No piense mal. Me refiero al Estado. Este es un debate que sacude el planeta.
El tamaño del Estado, por supuesto, importa mucho, pero lo realmente vital es la calidad (como en lo otro, lector malpensado). Lo esencial es cómo, en qué, por qué y quiénes se gastan los recursos que se les entregan, y no a cuánto ascienden.
El argumento supuestamente objetivo para recomendar o condenar un modelo u otro de Estado suele establecerse contrastando su gasto público con el PIB, o valor de toda la riqueza creada por el país a lo largo de un año.
Los defensores del gasto público alto generalmente se acogen al ejemplo escandinavo. El Estado finlandés consume un 53,7% del PIB, el danés el 55,9, el sueco el 51,4 y el noruego el 56,8. Y no cabe la menor duda de que esa zona es quizás la más rica y mejor administrada del planeta. La más apacible, civilizada y equitativa.
En cambio, los partidarios del gasto público reducido imputan la extraordinaria vitalidad de Suiza a que sólo dedica al Estado el 33,7%. Pero más impresionante aún son Hong Kong (un 21,2), Estados Unidos (17) y Singapur (15,4). (Todos estos datos son oficiales y los tomo del CIA World Factbook porque adapta las cifras a los precios de consumo o PPP).
Naturalmente, a los efectos de alcanzar prosperidad colectiva es muy importante la proporción de riqueza que se entrega al Estado por medio de los impuestos para dedicarla a los gastos comunes; pero mucho más trascendentes que ese dato objetivo son la calidad de las instituciones y las reglas, los valores que prevalecen en el grupo y el comportamiento de los servidores públicos, o sea, el capital intangible del Estado.

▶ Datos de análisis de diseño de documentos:
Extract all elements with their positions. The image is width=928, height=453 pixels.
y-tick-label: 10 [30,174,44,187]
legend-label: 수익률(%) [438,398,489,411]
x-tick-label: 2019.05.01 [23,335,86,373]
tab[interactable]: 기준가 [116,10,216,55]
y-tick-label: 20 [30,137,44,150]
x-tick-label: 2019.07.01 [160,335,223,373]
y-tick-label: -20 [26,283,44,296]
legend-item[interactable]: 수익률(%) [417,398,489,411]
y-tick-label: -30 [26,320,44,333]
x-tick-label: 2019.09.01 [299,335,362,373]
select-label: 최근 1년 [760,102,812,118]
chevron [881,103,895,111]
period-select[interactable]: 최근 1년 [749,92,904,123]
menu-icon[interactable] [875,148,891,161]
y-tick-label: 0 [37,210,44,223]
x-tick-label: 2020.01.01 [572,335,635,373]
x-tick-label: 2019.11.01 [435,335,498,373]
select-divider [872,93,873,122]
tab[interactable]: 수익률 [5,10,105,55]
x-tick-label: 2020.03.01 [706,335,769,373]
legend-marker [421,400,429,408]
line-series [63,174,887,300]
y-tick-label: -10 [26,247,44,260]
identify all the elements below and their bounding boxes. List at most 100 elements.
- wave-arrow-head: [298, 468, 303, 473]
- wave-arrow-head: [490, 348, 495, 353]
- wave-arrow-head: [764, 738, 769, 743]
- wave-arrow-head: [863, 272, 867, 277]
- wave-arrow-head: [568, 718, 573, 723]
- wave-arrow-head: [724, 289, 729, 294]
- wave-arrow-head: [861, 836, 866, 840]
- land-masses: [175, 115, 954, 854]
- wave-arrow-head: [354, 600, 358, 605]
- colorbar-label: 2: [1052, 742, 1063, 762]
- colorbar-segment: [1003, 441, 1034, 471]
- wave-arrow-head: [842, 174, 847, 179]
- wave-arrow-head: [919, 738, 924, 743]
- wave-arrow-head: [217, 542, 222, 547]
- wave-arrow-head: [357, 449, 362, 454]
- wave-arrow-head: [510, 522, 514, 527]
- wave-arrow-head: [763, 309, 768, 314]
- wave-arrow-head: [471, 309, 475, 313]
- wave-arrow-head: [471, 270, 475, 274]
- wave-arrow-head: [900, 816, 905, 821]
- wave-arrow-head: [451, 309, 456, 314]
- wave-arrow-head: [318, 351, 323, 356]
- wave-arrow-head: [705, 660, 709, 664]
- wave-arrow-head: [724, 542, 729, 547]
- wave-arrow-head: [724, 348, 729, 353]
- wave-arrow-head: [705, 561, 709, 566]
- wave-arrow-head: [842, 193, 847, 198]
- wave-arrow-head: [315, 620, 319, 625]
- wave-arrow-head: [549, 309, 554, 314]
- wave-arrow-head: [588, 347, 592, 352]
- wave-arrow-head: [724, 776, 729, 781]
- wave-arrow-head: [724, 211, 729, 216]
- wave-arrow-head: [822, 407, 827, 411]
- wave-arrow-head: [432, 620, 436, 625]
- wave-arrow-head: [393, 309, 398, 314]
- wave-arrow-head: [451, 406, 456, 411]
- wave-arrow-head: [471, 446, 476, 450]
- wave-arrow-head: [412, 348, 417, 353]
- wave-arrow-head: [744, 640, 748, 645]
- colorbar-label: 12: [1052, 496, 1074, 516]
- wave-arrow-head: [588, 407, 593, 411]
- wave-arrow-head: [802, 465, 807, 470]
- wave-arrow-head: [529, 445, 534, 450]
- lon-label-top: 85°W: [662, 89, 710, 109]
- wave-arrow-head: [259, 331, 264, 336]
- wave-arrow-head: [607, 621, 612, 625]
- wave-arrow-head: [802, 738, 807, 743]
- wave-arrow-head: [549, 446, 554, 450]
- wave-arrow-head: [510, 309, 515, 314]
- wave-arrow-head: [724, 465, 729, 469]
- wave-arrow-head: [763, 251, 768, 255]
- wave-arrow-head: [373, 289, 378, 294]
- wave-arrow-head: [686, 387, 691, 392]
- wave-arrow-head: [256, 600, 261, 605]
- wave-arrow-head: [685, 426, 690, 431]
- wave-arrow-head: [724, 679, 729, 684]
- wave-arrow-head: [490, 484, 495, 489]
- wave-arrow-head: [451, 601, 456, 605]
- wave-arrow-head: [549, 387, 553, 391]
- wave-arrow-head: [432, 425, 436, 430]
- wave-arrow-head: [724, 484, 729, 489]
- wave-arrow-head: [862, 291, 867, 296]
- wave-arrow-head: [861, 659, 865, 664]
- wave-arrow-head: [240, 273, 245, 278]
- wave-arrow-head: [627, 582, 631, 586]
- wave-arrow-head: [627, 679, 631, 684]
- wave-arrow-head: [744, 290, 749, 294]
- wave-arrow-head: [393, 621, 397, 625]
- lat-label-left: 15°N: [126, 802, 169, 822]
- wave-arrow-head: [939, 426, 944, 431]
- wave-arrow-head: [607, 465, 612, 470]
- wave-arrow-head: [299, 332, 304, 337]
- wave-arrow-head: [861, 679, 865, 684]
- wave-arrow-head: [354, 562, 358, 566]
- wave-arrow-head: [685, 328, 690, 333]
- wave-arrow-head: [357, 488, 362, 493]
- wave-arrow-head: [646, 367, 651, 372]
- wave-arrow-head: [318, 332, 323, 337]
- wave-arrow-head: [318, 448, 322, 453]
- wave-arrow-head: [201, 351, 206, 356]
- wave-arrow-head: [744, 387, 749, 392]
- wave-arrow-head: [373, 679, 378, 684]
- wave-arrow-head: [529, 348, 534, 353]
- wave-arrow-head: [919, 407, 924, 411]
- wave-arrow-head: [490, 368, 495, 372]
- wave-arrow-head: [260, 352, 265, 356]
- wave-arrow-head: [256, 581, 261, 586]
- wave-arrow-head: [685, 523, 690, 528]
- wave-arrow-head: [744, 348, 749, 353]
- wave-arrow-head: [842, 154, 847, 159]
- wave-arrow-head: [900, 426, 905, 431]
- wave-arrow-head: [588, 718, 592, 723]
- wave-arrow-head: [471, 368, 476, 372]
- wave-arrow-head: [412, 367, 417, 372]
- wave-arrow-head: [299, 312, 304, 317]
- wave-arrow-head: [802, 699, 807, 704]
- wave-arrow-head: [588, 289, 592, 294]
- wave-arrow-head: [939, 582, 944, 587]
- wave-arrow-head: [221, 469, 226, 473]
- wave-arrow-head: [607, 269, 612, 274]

▶ Tarea:
Según el texto sobre el tamaño del Estado, ¿qué porcentaje del PIB consume el Estado noruego? No es necesario consultar las filas.

▶ Respuesta escrita:
El 56,8% del PIB.